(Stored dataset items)
start

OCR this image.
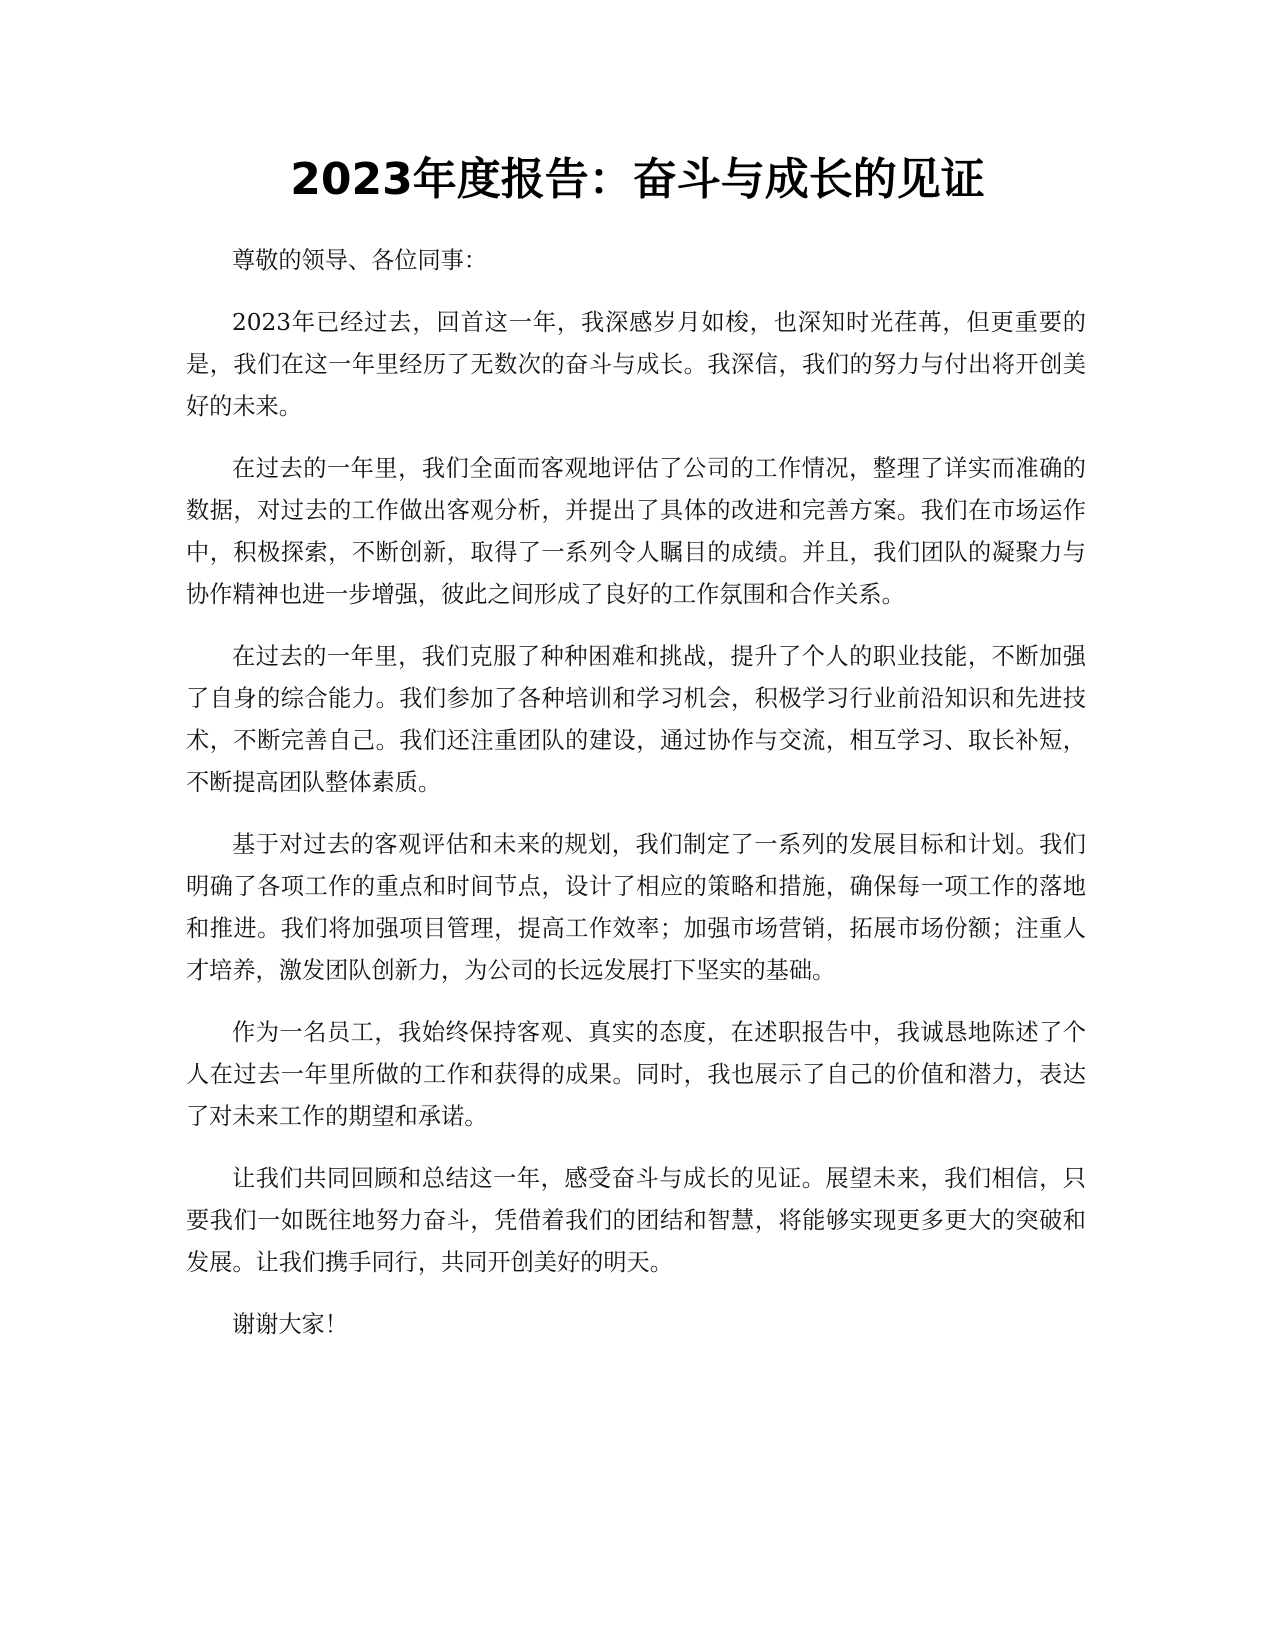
2023年度报告：奋斗与成长的见证

尊敬的领导、各位同事：

2023年已经过去，回首这一年，我深感岁月如梭，也深知时光荏苒，但更重要的是，我们在这一年里经历了无数次的奋斗与成长。我深信，我们的努力与付出将开创美好的未来。

在过去的一年里，我们全面而客观地评估了公司的工作情况，整理了详实而准确的数据，对过去的工作做出客观分析，并提出了具体的改进和完善方案。我们在市场运作中，积极探索，不断创新，取得了一系列令人瞩目的成绩。并且，我们团队的凝聚力与协作精神也进一步增强，彼此之间形成了良好的工作氛围和合作关系。

在过去的一年里，我们克服了种种困难和挑战，提升了个人的职业技能，不断加强了自身的综合能力。我们参加了各种培训和学习机会，积极学习行业前沿知识和先进技术，不断完善自己。我们还注重团队的建设，通过协作与交流，相互学习、取长补短，不断提高团队整体素质。

基于对过去的客观评估和未来的规划，我们制定了一系列的发展目标和计划。我们明确了各项工作的重点和时间节点，设计了相应的策略和措施，确保每一项工作的落地和推进。我们将加强项目管理，提高工作效率；加强市场营销，拓展市场份额；注重人才培养，激发团队创新力，为公司的长远发展打下坚实的基础。

作为一名员工，我始终保持客观、真实的态度，在述职报告中，我诚恳地陈述了个人在过去一年里所做的工作和获得的成果。同时，我也展示了自己的价值和潜力，表达了对未来工作的期望和承诺。

让我们共同回顾和总结这一年，感受奋斗与成长的见证。展望未来，我们相信，只要我们一如既往地努力奋斗，凭借着我们的团结和智慧，将能够实现更多更大的突破和发展。让我们携手同行，共同开创美好的明天。

谢谢大家！
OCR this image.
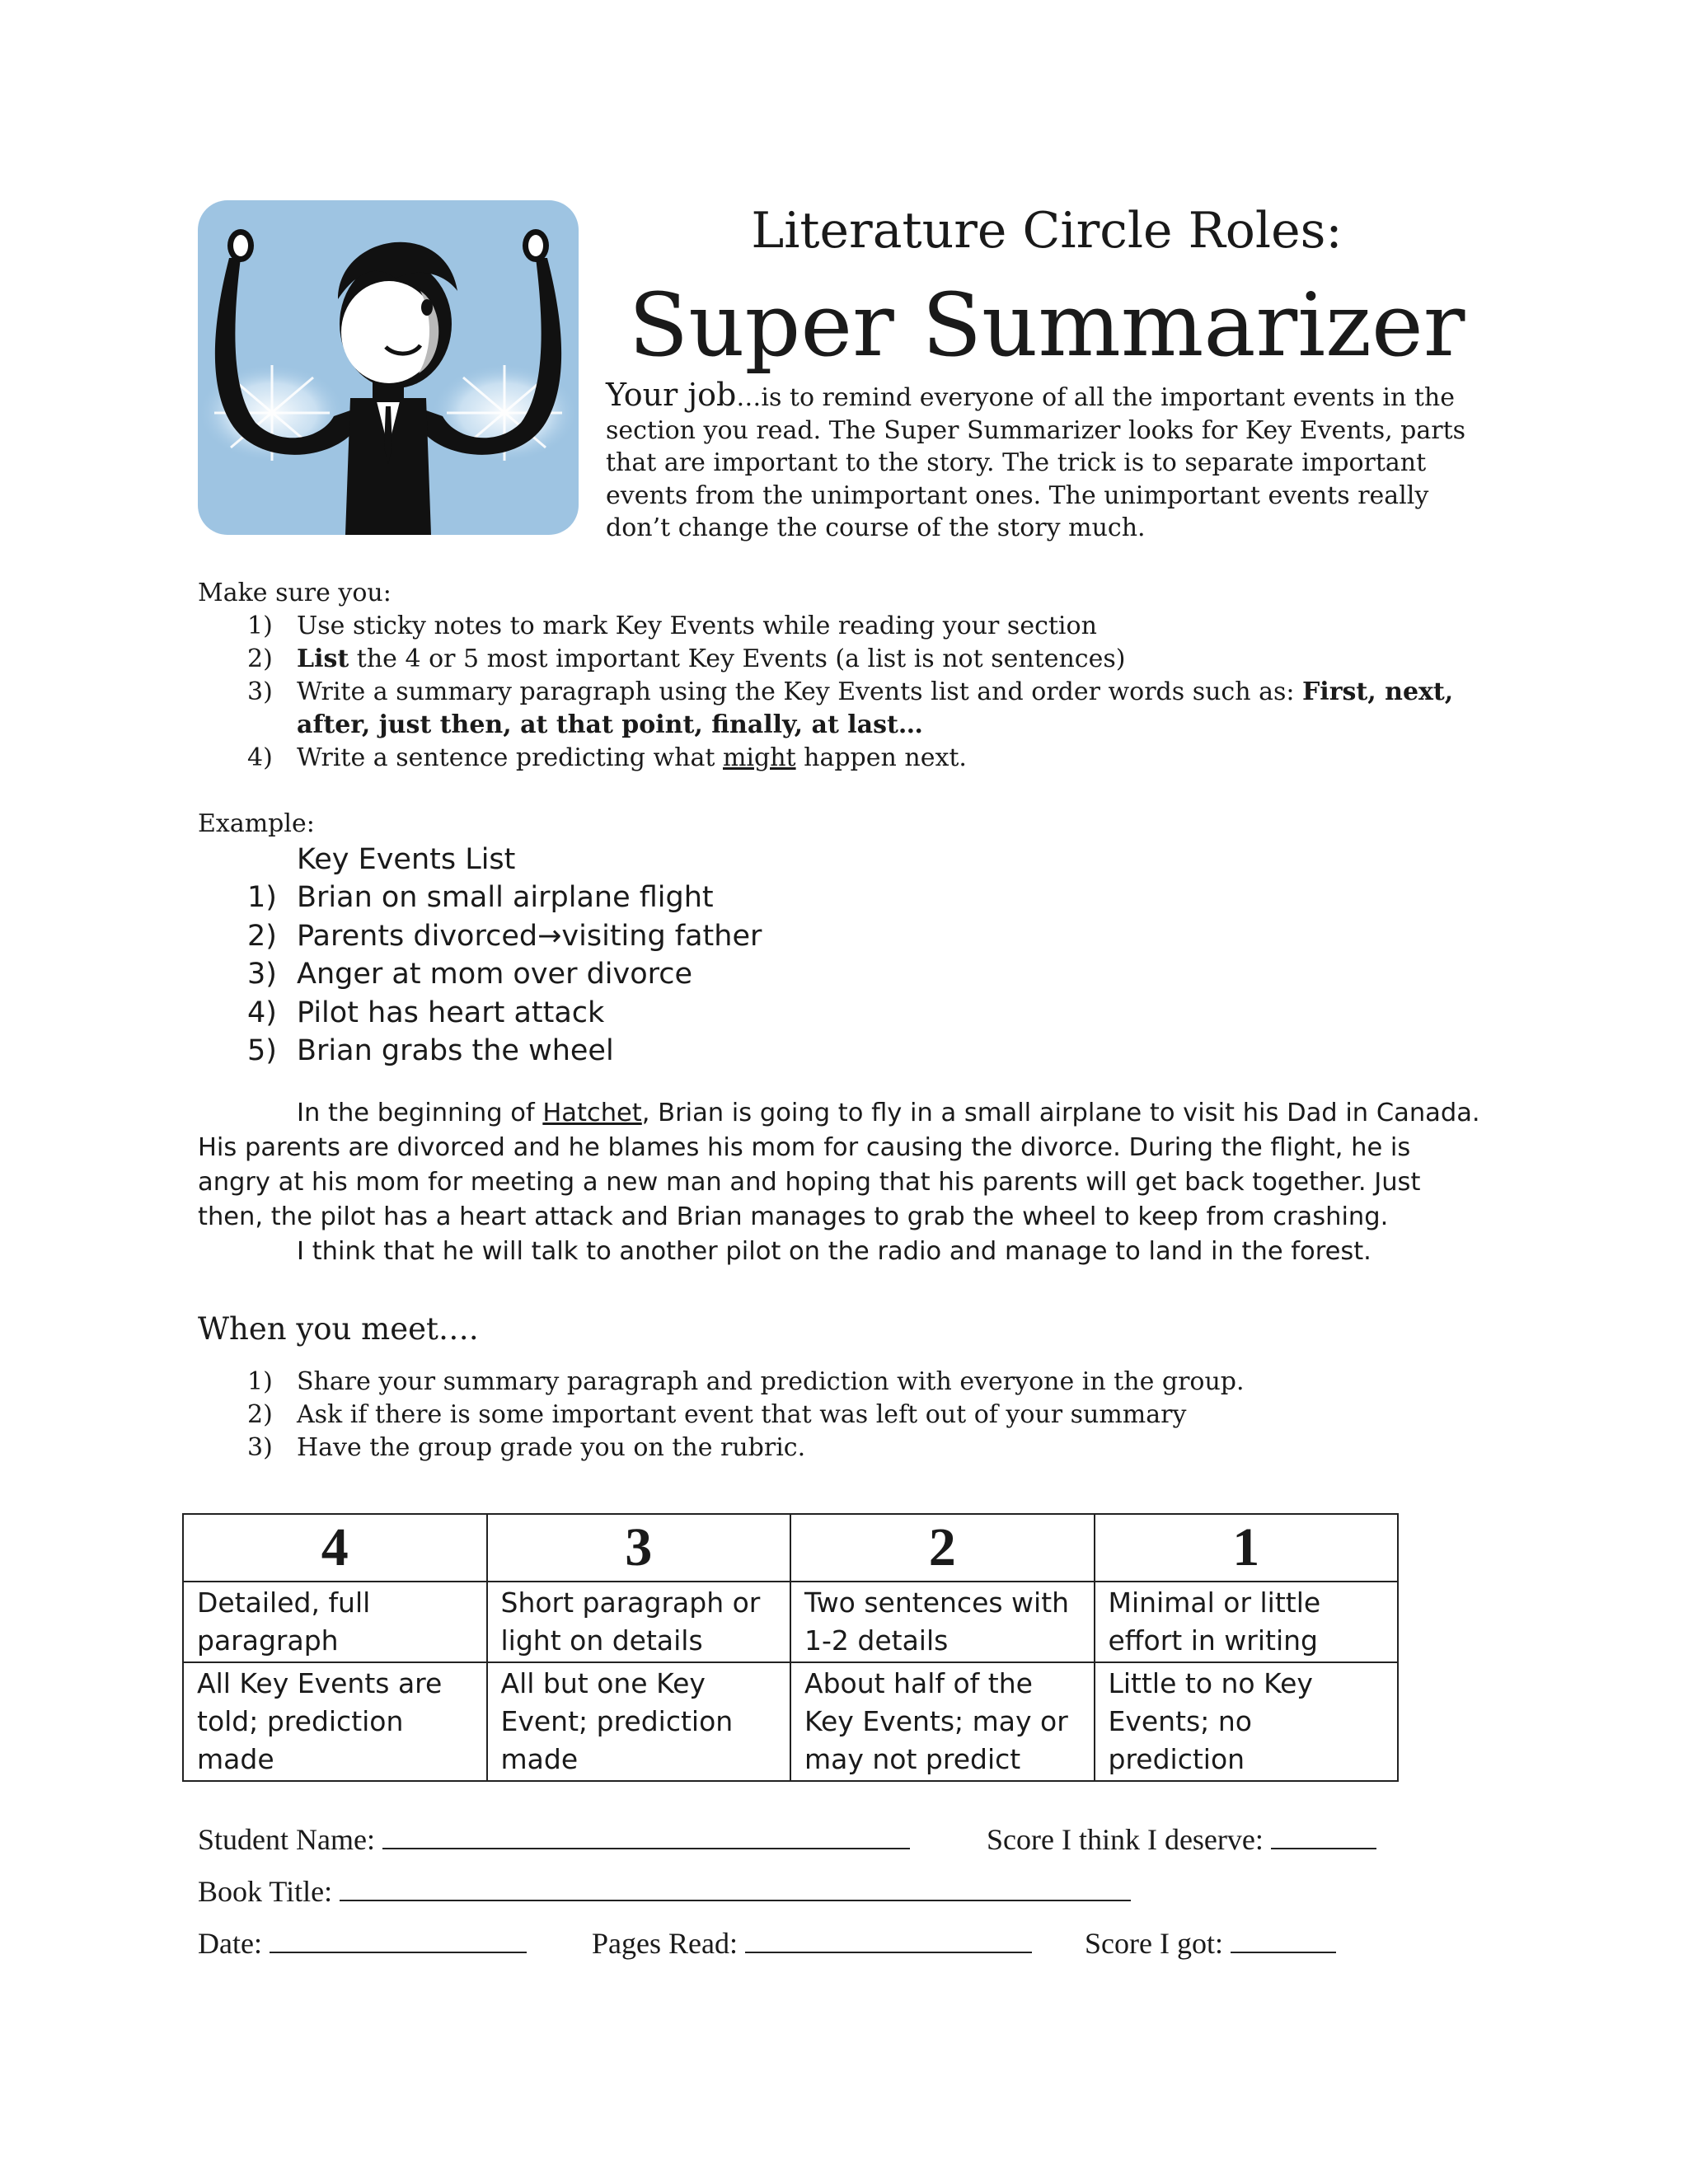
Literature Circle Roles:
Super Summarizer
Your job…is to remind everyone of all the important events in the section you read. The Super Summarizer looks for Key Events, parts that are important to the story. The trick is to separate important events from the unimportant ones. The unimportant events really don’t change the course of the story much.
Make sure you:
1) Use sticky notes to mark Key Events while reading your section
2) List the 4 or 5 most important Key Events (a list is not sentences)
3) Write a summary paragraph using the Key Events list and order words such as: First, next, after, just then, at that point, finally, at last…
4) Write a sentence predicting what might happen next.
Example:
Key Events List
1) Brian on small airplane flight
2) Parents divorced→visiting father
3) Anger at mom over divorce
4) Pilot has heart attack
5) Brian grabs the wheel

In the beginning of Hatchet, Brian is going to fly in a small airplane to visit his Dad in Canada. His parents are divorced and he blames his mom for causing the divorce. During the flight, he is angry at his mom for meeting a new man and hoping that his parents will get back together. Just then, the pilot has a heart attack and Brian manages to grab the wheel to keep from crashing.

I think that he will talk to another pilot on the radio and manage to land in the forest.

When you meet….
1) Share your summary paragraph and prediction with everyone in the group.
2) Ask if there is some important event that was left out of your summary
3) Have the group grade you on the rubric.
4	3	2	1
Detailed, full paragraph	Short paragraph or light on details	Two sentences with 1-2 details	Minimal or little effort in writing
All Key Events are told; prediction made	All but one Key Event; prediction made	About half of the Key Events; may or may not predict	Little to no Key Events; no prediction
Student Name:	Score I think I deserve:
Book Title:
Date:	Pages Read:	Score I got:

end

== Instructions for the task ==
Write out each entry exactly as given, but skip the pictures.

== Solution ==
OCR this image.
2023年度报告：奋斗与成长的见证

尊敬的领导、各位同事：

2023年已经过去，回首这一年，我深感岁月如梭，也深知时光荏苒，但更重要的是，我们在这一年里经历了无数次的奋斗与成长。我深信，我们的努力与付出将开创美好的未来。

在过去的一年里，我们全面而客观地评估了公司的工作情况，整理了详实而准确的数据，对过去的工作做出客观分析，并提出了具体的改进和完善方案。我们在市场运作中，积极探索，不断创新，取得了一系列令人瞩目的成绩。并且，我们团队的凝聚力与协作精神也进一步增强，彼此之间形成了良好的工作氛围和合作关系。

在过去的一年里，我们克服了种种困难和挑战，提升了个人的职业技能，不断加强了自身的综合能力。我们参加了各种培训和学习机会，积极学习行业前沿知识和先进技术，不断完善自己。我们还注重团队的建设，通过协作与交流，相互学习、取长补短，不断提高团队整体素质。

基于对过去的客观评估和未来的规划，我们制定了一系列的发展目标和计划。我们明确了各项工作的重点和时间节点，设计了相应的策略和措施，确保每一项工作的落地和推进。我们将加强项目管理，提高工作效率；加强市场营销，拓展市场份额；注重人才培养，激发团队创新力，为公司的长远发展打下坚实的基础。

作为一名员工，我始终保持客观、真实的态度，在述职报告中，我诚恳地陈述了个人在过去一年里所做的工作和获得的成果。同时，我也展示了自己的价值和潜力，表达了对未来工作的期望和承诺。

让我们共同回顾和总结这一年，感受奋斗与成长的见证。展望未来，我们相信，只要我们一如既往地努力奋斗，凭借着我们的团结和智慧，将能够实现更多更大的突破和发展。让我们携手同行，共同开创美好的明天。

谢谢大家！
OCR this image.
Literature Circle Roles:
Super Summarizer
Your job…is to remind everyone of all the important events in the section you read. The Super Summarizer looks for Key Events, parts that are important to the story. The trick is to separate important events from the unimportant ones. The unimportant events really don’t change the course of the story much.
Make sure you:
1) Use sticky notes to mark Key Events while reading your section
2) List the 4 or 5 most important Key Events (a list is not sentences)
3) Write a summary paragraph using the Key Events list and order words such as: First, next, after, just then, at that point, finally, at last…
4) Write a sentence predicting what might happen next.
Example:
Key Events List
1) Brian on small airplane flight
2) Parents divorced→visiting father
3) Anger at mom over divorce
4) Pilot has heart attack
5) Brian grabs the wheel

In the beginning of Hatchet, Brian is going to fly in a small airplane to visit his Dad in Canada. His parents are divorced and he blames his mom for causing the divorce. During the flight, he is angry at his mom for meeting a new man and hoping that his parents will get back together. Just then, the pilot has a heart attack and Brian manages to grab the wheel to keep from crashing.

I think that he will talk to another pilot on the radio and manage to land in the forest.

When you meet….
1) Share your summary paragraph and prediction with everyone in the group.
2) Ask if there is some important event that was left out of your summary
3) Have the group grade you on the rubric.
4	3	2	1
Detailed, full paragraph	Short paragraph or light on details	Two sentences with 1-2 details	Minimal or little effort in writing
All Key Events are told; prediction made	All but one Key Event; prediction made	About half of the Key Events; may or may not predict	Little to no Key Events; no prediction
Student Name:	Score I think I deserve:
Book Title:
Date:	Pages Read:	Score I got:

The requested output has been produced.